**Do this**
Determine the number of lines containing the word "mais". Reply with it and nothing else.
+++
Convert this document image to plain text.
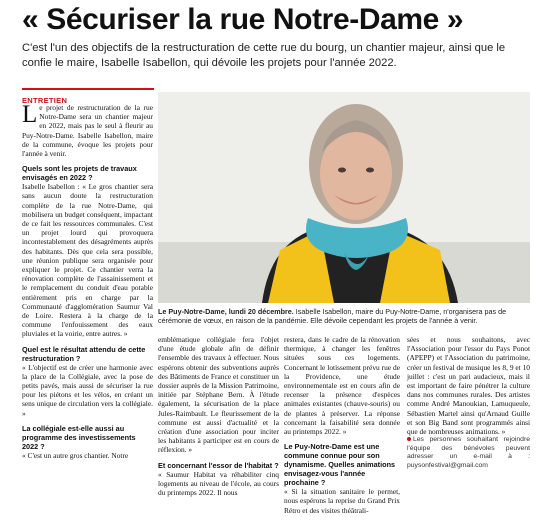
« Sécuriser la rue Notre-Dame »
C'est l'un des objectifs de la restructuration de cette rue du bourg, un chantier majeur, ainsi que le confie le maire, Isabelle Isabellon, qui dévoile les projets pour l'année 2022.
ENTRETIEN

Le projet de restructuration de la rue Notre-Dame sera un chantier majeur en 2022, mais pas le seul à fleurir au Puy-Notre-Dame. Isabelle Isabellon, maire de la commune, évoque les projets pour l'année à venir.

Quels sont les projets de travaux envisagés en 2022 ?

Isabelle Isabellon : « Le gros chantier sera sans aucun doute la restructuration complète de la rue Notre-Dame, qui mobilisera un budget conséquent, impactant de ce fait les ressources communales. C'est un projet lourd qui provoquera incontestablement des désagréments auprès des habitants. Dès que cela sera possible, une réunion publique sera organisée pour expliquer le projet. Ce chantier verra la rénovation complète de l'assainissement et le remplacement du conduit d'eau potable entièrement pris en charge par la Communauté d'agglomération Saumur Val de Loire. Restera à la charge de la commune l'enfouissement des eaux pluviales et la voirie, entre autres. »

Quel est le résultat attendu de cette restructuration ?

« L'objectif est de créer une harmonie avec la place de la Collégiale, avec la pose de petits pavés, mais aussi de sécuriser la rue pour les piétons et les vélos, en créant un sens unique de circulation vers la collégiale. »

La collégiale est-elle aussi au programme des investissements 2022 ?

« C'est un autre gros chantier. Notre

Le Puy-Notre-Dame, lundi 20 décembre. Isabelle Isabellon, maire du Puy-Notre-Dame, n'organisera pas de cérémonie de vœux, en raison de la pandémie. Elle dévoile cependant les projets de l'année à venir.

emblématique collégiale fera l'objet d'une étude globale afin de définir l'ensemble des travaux à effectuer. Nous espérons obtenir des subventions auprès des Bâtiments de France et constituer un dossier auprès de la Mission Patrimoine, initiée par Stéphane Bern. À l'étude également, la sécurisation de la place Jules-Raimbault. Le fleurissement de la commune est aussi d'actualité et la création d'une association pour inciter les habitants à participer est en cours de réflexion. »

Et concernant l'essor de l'habitat ?

« Saumur Habitat va réhabiliter cinq logements au niveau de l'école, au cours du printemps 2022. Il nous

restera, dans le cadre de la rénovation thermique, à changer les fenêtres situées sous ces logements. Concernant le lotissement prévu rue de la Providence, une étude environnementale est en cours afin de recenser la présence d'espèces animales existantes (chauve-souris) ou de plantes à préserver. La réponse concernant la faisabilité sera donnée au printemps 2022. »

Le Puy-Notre-Dame est une commune connue pour son dynamisme. Quelles animations envisagez-vous l'année prochaine ?

« Si la situation sanitaire le permet, nous espérons la reprise du Grand Prix Rétro et des visites théâtrali-

sées et nous souhaitons, avec l'Association pour l'essor du Pays Ponot (APEPP) et l'Association du patrimoine, créer un festival de musique les 8, 9 et 10 juillet : c'est un pari audacieux, mais il est important de faire pénétrer la culture dans nos communes rurales. Des artistes comme André Manoukian, Lamuqueule, Sébastien Martel ainsi qu'Arnaud Guille et son Big Band sont programmés ainsi que de nombreuses animations. »

Les personnes souhaitant rejoindre l'équipe des bénévoles peuvent adresser un e-mail à : puysonfestival@gmail.com
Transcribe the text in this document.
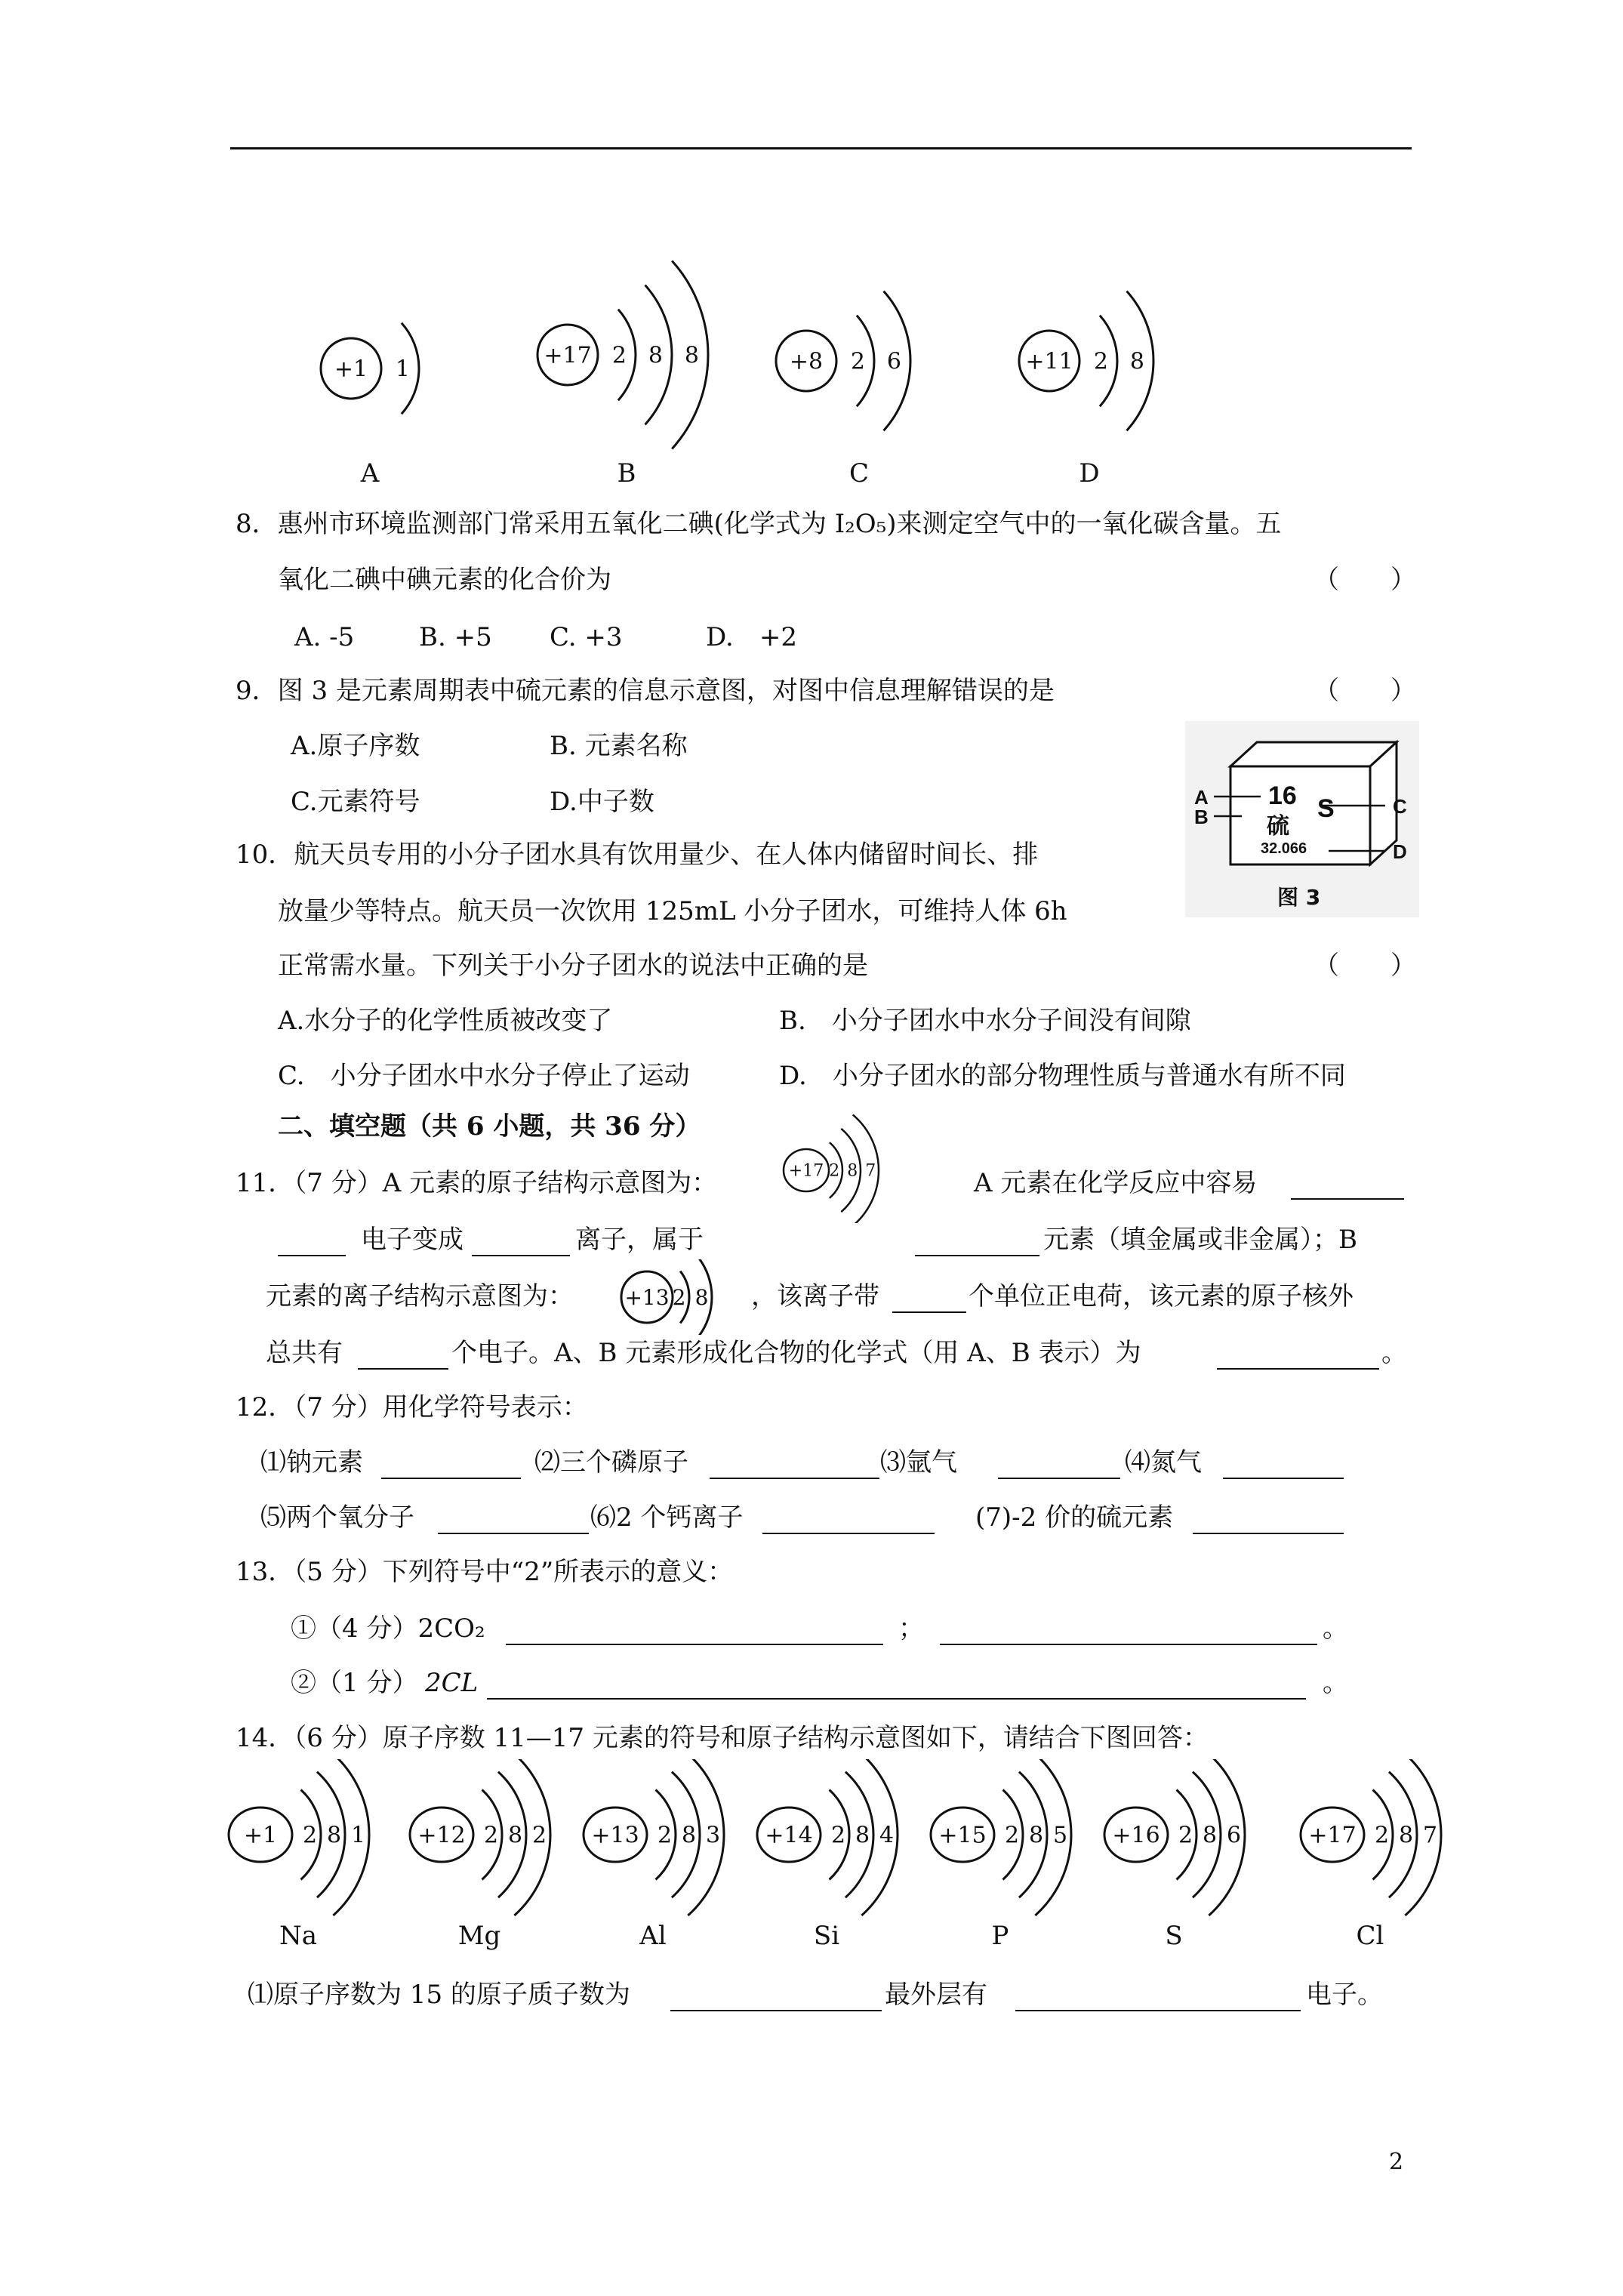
+1 1
A
+17 2 8 8
B
+8 2 6
C
+11 2 8
D
8．惠州市环境监测部门常采用五氧化二碘(化学式为 I₂O₅)来测定空气中的一氧化碳含量。五
氧化二碘中碘元素的化合价为	（　　）
A. -5	B. +5 C. +3	D.　+2
9．图 3 是元素周期表中硫元素的信息示意图，对图中信息理解错误的是	（　　）
A.原子序数	B. 元素名称
C.元素符号	D.中子数	A
B
16
硫
S
32.066
C
D
图 3
10．航天员专用的小分子团水具有饮用量少、在人体内储留时间长、排
放量少等特点。航天员一次饮用 125mL 小分子团水，可维持人体 6h
正常需水量。下列关于小分子团水的说法中正确的是	（　　）
A.水分子的化学性质被改变了	B.　小分子团水中水分子间没有间隙
C.　小分子团水中水分子停止了运动	D.　小分子团水的部分物理性质与普通水有所不同
二、填空题（共 6 小题，共 36 分）
11．（7 分）A 元素的原子结构示意图为：	+17 2 8 7	A 元素在化学反应中容易
电子变成	离子，属于	元素（填金属或非金属）；B
元素的离子结构示意图为： +13 2 8 ，该离子带	个单位正电荷，该元素的原子核外
总共有	个电子。A、B 元素形成化合物的化学式（用 A、B 表示）为	。
12．（7 分）用化学符号表示：
⑴钠元素	⑵三个磷原子	⑶氩气	⑷氮气
⑸两个氧分子	⑹2 个钙离子	(7)-2 价的硫元素
13．（5 分）下列符号中“2”所表示的意义：
①（4 分）2CO₂	；	。
②（1 分） 2CL	。
14．（6 分）原子序数 11—17 元素的符号和原子结构示意图如下，请结合下图回答：
+1 2 8 1
Na
+12 2 8 2
Mg
+13 2 8 3
Al
+14 2 8 4
Si
+15 2 8 5
P
+16 2 8 6
S
+17 2 8 7
Cl
⑴原子序数为 15 的原子质子数为	最外层有	电子。
2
+++
**Answer in full**
3